Set out the material as a Markdown table with the columns Row and Entry, numbering each line and leaving out blank lines. Begin at the first line of the material and stop after the line that contains "day-number: 3 xyxy=(240,80,338,92)".

> [Listing]
● ● ● ● ● ● ●

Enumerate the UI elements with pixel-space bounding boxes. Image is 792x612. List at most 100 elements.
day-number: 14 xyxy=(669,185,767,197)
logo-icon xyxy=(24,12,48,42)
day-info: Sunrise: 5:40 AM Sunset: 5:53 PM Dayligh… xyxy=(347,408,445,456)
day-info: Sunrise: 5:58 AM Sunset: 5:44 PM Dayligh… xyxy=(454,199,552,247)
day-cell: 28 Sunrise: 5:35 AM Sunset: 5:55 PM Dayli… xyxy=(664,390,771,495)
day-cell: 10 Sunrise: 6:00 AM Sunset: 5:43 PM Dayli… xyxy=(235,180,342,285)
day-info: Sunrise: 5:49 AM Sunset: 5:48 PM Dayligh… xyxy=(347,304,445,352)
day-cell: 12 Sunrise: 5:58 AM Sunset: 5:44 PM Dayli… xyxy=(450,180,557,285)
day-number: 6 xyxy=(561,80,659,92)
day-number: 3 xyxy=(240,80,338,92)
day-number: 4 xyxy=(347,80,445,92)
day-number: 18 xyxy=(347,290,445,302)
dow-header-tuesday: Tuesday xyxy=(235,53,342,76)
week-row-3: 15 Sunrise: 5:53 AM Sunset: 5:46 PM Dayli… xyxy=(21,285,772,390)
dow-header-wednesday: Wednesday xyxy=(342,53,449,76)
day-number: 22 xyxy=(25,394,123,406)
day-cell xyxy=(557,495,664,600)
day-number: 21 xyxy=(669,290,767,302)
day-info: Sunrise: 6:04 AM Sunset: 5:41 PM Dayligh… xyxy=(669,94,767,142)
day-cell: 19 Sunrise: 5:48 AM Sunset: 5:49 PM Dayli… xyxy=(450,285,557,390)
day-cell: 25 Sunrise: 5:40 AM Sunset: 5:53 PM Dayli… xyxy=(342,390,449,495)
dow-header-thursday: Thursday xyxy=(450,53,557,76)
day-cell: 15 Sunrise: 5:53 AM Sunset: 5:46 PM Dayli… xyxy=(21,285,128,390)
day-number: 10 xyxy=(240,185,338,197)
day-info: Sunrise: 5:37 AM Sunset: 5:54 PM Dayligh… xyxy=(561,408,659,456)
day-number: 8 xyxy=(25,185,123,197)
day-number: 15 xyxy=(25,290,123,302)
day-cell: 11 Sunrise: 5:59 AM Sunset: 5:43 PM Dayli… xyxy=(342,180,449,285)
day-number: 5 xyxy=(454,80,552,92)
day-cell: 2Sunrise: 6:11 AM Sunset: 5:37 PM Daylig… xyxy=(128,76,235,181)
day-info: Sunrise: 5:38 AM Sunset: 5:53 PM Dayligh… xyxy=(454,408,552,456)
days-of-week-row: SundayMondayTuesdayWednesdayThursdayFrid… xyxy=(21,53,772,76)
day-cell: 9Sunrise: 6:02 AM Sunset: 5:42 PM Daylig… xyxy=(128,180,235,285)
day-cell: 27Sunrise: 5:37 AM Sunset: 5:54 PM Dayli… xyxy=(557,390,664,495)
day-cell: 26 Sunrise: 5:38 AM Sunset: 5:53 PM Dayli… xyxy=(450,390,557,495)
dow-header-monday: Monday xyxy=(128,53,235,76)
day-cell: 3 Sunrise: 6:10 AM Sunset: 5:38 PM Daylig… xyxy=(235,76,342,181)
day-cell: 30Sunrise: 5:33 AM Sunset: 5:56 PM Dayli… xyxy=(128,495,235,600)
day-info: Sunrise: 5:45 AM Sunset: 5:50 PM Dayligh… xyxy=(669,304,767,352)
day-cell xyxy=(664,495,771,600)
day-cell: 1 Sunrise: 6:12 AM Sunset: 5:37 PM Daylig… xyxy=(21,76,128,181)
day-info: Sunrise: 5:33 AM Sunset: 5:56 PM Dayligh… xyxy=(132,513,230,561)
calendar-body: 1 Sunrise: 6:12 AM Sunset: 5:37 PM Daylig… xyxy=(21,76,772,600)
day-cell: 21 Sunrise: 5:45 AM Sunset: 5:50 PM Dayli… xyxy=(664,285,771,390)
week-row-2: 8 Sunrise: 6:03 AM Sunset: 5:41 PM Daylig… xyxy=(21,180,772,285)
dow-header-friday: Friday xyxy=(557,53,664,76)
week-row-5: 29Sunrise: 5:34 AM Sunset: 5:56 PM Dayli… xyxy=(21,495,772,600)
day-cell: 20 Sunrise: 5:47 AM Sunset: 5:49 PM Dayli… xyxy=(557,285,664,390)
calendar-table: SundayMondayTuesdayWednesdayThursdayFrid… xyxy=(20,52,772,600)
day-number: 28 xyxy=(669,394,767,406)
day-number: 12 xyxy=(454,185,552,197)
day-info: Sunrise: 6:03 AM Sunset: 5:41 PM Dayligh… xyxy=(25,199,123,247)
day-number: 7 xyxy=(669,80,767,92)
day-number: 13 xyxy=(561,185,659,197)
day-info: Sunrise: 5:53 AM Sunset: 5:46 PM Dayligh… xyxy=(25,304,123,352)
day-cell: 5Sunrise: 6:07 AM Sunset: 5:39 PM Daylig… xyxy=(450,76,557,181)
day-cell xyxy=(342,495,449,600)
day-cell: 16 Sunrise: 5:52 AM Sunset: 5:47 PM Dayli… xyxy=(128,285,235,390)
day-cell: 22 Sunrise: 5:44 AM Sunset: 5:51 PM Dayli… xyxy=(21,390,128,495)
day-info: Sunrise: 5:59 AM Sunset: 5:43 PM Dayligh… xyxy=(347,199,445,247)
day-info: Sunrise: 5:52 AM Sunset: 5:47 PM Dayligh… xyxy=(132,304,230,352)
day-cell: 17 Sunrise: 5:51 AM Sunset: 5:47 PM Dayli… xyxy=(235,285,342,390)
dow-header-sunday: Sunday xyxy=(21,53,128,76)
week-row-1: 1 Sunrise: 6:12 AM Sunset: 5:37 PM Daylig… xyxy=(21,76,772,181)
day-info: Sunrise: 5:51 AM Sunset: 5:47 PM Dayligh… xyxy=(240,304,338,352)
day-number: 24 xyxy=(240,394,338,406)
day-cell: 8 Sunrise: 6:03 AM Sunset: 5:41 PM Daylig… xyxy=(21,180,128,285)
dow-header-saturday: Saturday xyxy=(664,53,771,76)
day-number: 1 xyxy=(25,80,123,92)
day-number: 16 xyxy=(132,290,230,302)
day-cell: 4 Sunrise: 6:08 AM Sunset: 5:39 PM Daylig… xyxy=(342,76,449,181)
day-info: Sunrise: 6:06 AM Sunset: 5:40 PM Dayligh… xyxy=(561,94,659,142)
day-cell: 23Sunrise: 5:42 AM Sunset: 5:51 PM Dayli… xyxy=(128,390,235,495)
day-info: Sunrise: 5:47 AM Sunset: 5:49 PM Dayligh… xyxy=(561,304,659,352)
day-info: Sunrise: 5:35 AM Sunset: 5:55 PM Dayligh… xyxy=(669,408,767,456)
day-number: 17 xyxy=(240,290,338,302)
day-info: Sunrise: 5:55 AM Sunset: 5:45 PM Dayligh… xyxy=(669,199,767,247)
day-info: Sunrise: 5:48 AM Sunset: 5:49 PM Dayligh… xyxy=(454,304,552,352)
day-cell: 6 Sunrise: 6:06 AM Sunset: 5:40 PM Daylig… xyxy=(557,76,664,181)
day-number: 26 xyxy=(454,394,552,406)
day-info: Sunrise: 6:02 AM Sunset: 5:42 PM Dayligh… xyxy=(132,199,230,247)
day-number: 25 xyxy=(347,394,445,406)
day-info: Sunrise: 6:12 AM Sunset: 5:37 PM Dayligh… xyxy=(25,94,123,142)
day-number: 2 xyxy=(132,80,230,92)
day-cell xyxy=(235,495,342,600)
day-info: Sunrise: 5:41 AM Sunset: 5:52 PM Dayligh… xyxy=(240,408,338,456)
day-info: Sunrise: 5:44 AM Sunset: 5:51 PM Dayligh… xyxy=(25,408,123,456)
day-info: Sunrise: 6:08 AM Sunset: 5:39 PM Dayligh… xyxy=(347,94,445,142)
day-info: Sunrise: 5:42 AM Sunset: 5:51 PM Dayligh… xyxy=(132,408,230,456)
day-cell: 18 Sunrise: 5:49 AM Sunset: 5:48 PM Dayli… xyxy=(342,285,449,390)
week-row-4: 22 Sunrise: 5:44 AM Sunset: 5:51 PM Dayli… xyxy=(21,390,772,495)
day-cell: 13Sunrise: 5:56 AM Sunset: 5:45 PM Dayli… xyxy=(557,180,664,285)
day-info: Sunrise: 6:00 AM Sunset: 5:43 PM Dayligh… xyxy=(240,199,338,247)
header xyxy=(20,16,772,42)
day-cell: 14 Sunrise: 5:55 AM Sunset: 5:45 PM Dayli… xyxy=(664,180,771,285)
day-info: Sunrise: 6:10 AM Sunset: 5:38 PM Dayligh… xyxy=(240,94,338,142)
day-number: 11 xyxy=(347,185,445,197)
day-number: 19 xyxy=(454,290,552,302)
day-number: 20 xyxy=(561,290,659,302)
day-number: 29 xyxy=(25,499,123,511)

● ● ● ● ● ● ●

> [Correct result]
| Row | Entry |
|---|---|
| 1 | Enumerate the UI elements with pixel-space bounding boxes. Image is 792x612. List at most 100 elements. |
| 2 | day-number: 14 xyxy=(669,185,767,197) |
| 3 | logo-icon xyxy=(24,12,48,42) |
| 4 | day-info: Sunrise: 5:40 AM Sunset: 5:53 PM Dayligh… xyxy=(347,408,445,456) |
| 5 | day-info: Sunrise: 5:58 AM Sunset: 5:44 PM Dayligh… xyxy=(454,199,552,247) |
| 6 | day-cell: 28 Sunrise: 5:35 AM Sunset: 5:55 PM Dayli… xyxy=(664,390,771,495) |
| 7 | day-cell: 10 Sunrise: 6:00 AM Sunset: 5:43 PM Dayli… xyxy=(235,180,342,285) |
| 8 | day-info: Sunrise: 5:49 AM Sunset: 5:48 PM Dayligh… xyxy=(347,304,445,352) |
| 9 | day-cell: 12 Sunrise: 5:58 AM Sunset: 5:44 PM Dayli… xyxy=(450,180,557,285) |
| 10 | day-number: 6 xyxy=(561,80,659,92) |
| 11 | day-number: 3 xyxy=(240,80,338,92) |